(Data entries)
<<<<
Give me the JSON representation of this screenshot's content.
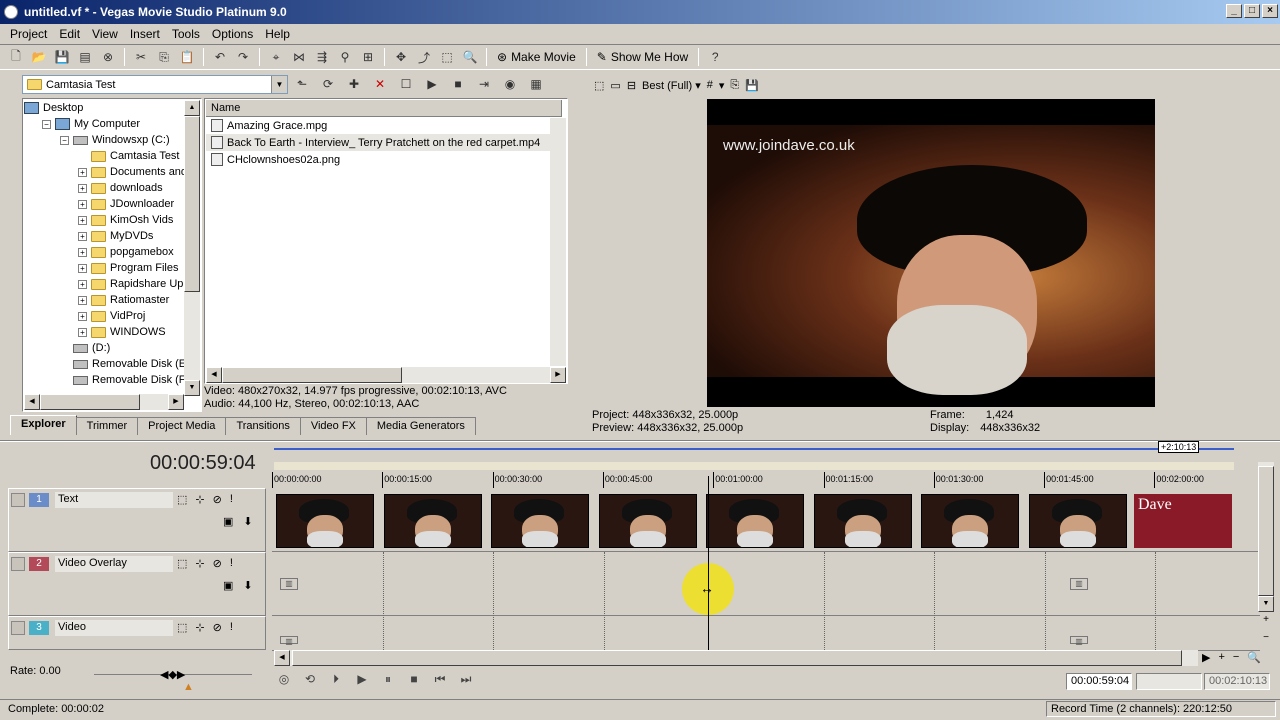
{
  "window": {
    "title": "untitled.vf * - Vegas Movie Studio Platinum 9.0"
  },
  "menu": [
    "Project",
    "Edit",
    "View",
    "Insert",
    "Tools",
    "Options",
    "Help"
  ],
  "toolbar": {
    "make_movie": "Make Movie",
    "show_me_how": "Show Me How"
  },
  "explorer": {
    "path": "Camtasia Test",
    "tree": [
      {
        "label": "Desktop",
        "level": 0,
        "icon": "desktop"
      },
      {
        "label": "My Computer",
        "level": 1,
        "icon": "computer"
      },
      {
        "label": "Windowsxp (C:)",
        "level": 2,
        "icon": "drive"
      },
      {
        "label": "Camtasia Test",
        "level": 3,
        "icon": "folder"
      },
      {
        "label": "Documents and",
        "level": 3,
        "icon": "folder"
      },
      {
        "label": "downloads",
        "level": 3,
        "icon": "folder"
      },
      {
        "label": "JDownloader",
        "level": 3,
        "icon": "folder"
      },
      {
        "label": "KimOsh Vids",
        "level": 3,
        "icon": "folder"
      },
      {
        "label": "MyDVDs",
        "level": 3,
        "icon": "folder"
      },
      {
        "label": "popgamebox",
        "level": 3,
        "icon": "folder"
      },
      {
        "label": "Program Files",
        "level": 3,
        "icon": "folder"
      },
      {
        "label": "Rapidshare Uplo",
        "level": 3,
        "icon": "folder"
      },
      {
        "label": "Ratiomaster",
        "level": 3,
        "icon": "folder"
      },
      {
        "label": "VidProj",
        "level": 3,
        "icon": "folder"
      },
      {
        "label": "WINDOWS",
        "level": 3,
        "icon": "folder"
      },
      {
        "label": "(D:)",
        "level": 2,
        "icon": "drive"
      },
      {
        "label": "Removable Disk (E:)",
        "level": 2,
        "icon": "drive"
      },
      {
        "label": "Removable Disk (F:)",
        "level": 2,
        "icon": "drive"
      }
    ],
    "column_header": "Name",
    "files": [
      "Amazing Grace.mpg",
      "Back To Earth - Interview_ Terry Pratchett on the red carpet.mp4",
      "CHclownshoes02a.png"
    ],
    "selected_file_index": 1,
    "media_info_video": "Video: 480x270x32, 14.977 fps progressive, 00:02:10:13, AVC",
    "media_info_audio": "Audio: 44,100 Hz, Stereo, 00:02:10:13, AAC"
  },
  "tabs": [
    "Explorer",
    "Trimmer",
    "Project Media",
    "Transitions",
    "Video FX",
    "Media Generators"
  ],
  "preview": {
    "quality": "Best (Full)",
    "watermark": "www.joindave.co.uk",
    "project_label": "Project:",
    "project": "448x336x32, 25.000p",
    "preview_label": "Preview:",
    "preview": "448x336x32, 25.000p",
    "frame_label": "Frame:",
    "frame": "1,424",
    "display_label": "Display:",
    "display": "448x336x32"
  },
  "timeline": {
    "timecode": "00:00:59:04",
    "end_marker": "+2:10:13",
    "ruler": [
      "00:00:00:00",
      "00:00:15:00",
      "00:00:30:00",
      "00:00:45:00",
      "00:01:00:00",
      "00:01:15:00",
      "00:01:30:00",
      "00:01:45:00",
      "00:02:00:00"
    ],
    "tracks": [
      {
        "num": "1",
        "name": "Text",
        "color": "#6a8cc8"
      },
      {
        "num": "2",
        "name": "Video Overlay",
        "color": "#b24a5a"
      },
      {
        "num": "3",
        "name": "Video",
        "color": "#4ab0c8"
      }
    ],
    "dave_label": "Dave"
  },
  "bottom": {
    "rate": "Rate: 0.00",
    "cursor_time": "00:00:59:04",
    "end_time": "00:02:10:13",
    "status": "Complete: 00:00:02",
    "record_time": "Record Time (2 channels): 220:12:50"
  }
}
>>>>
PROBLEM TO WORK ON: In your copy, leave out the pictures and reproduce the material above exactly.

ANSWER FOR THE TASK:
Give me the JSON representation of this screenshot's content.
{
  "window": {
    "title": "untitled.vf * - Vegas Movie Studio Platinum 9.0"
  },
  "menu": [
    "Project",
    "Edit",
    "View",
    "Insert",
    "Tools",
    "Options",
    "Help"
  ],
  "toolbar": {
    "make_movie": "Make Movie",
    "show_me_how": "Show Me How"
  },
  "explorer": {
    "path": "Camtasia Test",
    "tree": [
      {
        "label": "Desktop",
        "level": 0,
        "icon": "desktop"
      },
      {
        "label": "My Computer",
        "level": 1,
        "icon": "computer"
      },
      {
        "label": "Windowsxp (C:)",
        "level": 2,
        "icon": "drive"
      },
      {
        "label": "Camtasia Test",
        "level": 3,
        "icon": "folder"
      },
      {
        "label": "Documents and",
        "level": 3,
        "icon": "folder"
      },
      {
        "label": "downloads",
        "level": 3,
        "icon": "folder"
      },
      {
        "label": "JDownloader",
        "level": 3,
        "icon": "folder"
      },
      {
        "label": "KimOsh Vids",
        "level": 3,
        "icon": "folder"
      },
      {
        "label": "MyDVDs",
        "level": 3,
        "icon": "folder"
      },
      {
        "label": "popgamebox",
        "level": 3,
        "icon": "folder"
      },
      {
        "label": "Program Files",
        "level": 3,
        "icon": "folder"
      },
      {
        "label": "Rapidshare Uplo",
        "level": 3,
        "icon": "folder"
      },
      {
        "label": "Ratiomaster",
        "level": 3,
        "icon": "folder"
      },
      {
        "label": "VidProj",
        "level": 3,
        "icon": "folder"
      },
      {
        "label": "WINDOWS",
        "level": 3,
        "icon": "folder"
      },
      {
        "label": "(D:)",
        "level": 2,
        "icon": "drive"
      },
      {
        "label": "Removable Disk (E:)",
        "level": 2,
        "icon": "drive"
      },
      {
        "label": "Removable Disk (F:)",
        "level": 2,
        "icon": "drive"
      }
    ],
    "column_header": "Name",
    "files": [
      "Amazing Grace.mpg",
      "Back To Earth - Interview_ Terry Pratchett on the red carpet.mp4",
      "CHclownshoes02a.png"
    ],
    "selected_file_index": 1,
    "media_info_video": "Video: 480x270x32, 14.977 fps progressive, 00:02:10:13, AVC",
    "media_info_audio": "Audio: 44,100 Hz, Stereo, 00:02:10:13, AAC"
  },
  "tabs": [
    "Explorer",
    "Trimmer",
    "Project Media",
    "Transitions",
    "Video FX",
    "Media Generators"
  ],
  "preview": {
    "quality": "Best (Full)",
    "watermark": "www.joindave.co.uk",
    "project_label": "Project:",
    "project": "448x336x32, 25.000p",
    "preview_label": "Preview:",
    "preview": "448x336x32, 25.000p",
    "frame_label": "Frame:",
    "frame": "1,424",
    "display_label": "Display:",
    "display": "448x336x32"
  },
  "timeline": {
    "timecode": "00:00:59:04",
    "end_marker": "+2:10:13",
    "ruler": [
      "00:00:00:00",
      "00:00:15:00",
      "00:00:30:00",
      "00:00:45:00",
      "00:01:00:00",
      "00:01:15:00",
      "00:01:30:00",
      "00:01:45:00",
      "00:02:00:00"
    ],
    "tracks": [
      {
        "num": "1",
        "name": "Text",
        "color": "#6a8cc8"
      },
      {
        "num": "2",
        "name": "Video Overlay",
        "color": "#b24a5a"
      },
      {
        "num": "3",
        "name": "Video",
        "color": "#4ab0c8"
      }
    ],
    "dave_label": "Dave"
  },
  "bottom": {
    "rate": "Rate: 0.00",
    "cursor_time": "00:00:59:04",
    "end_time": "00:02:10:13",
    "status": "Complete: 00:00:02",
    "record_time": "Record Time (2 channels): 220:12:50"
  }
}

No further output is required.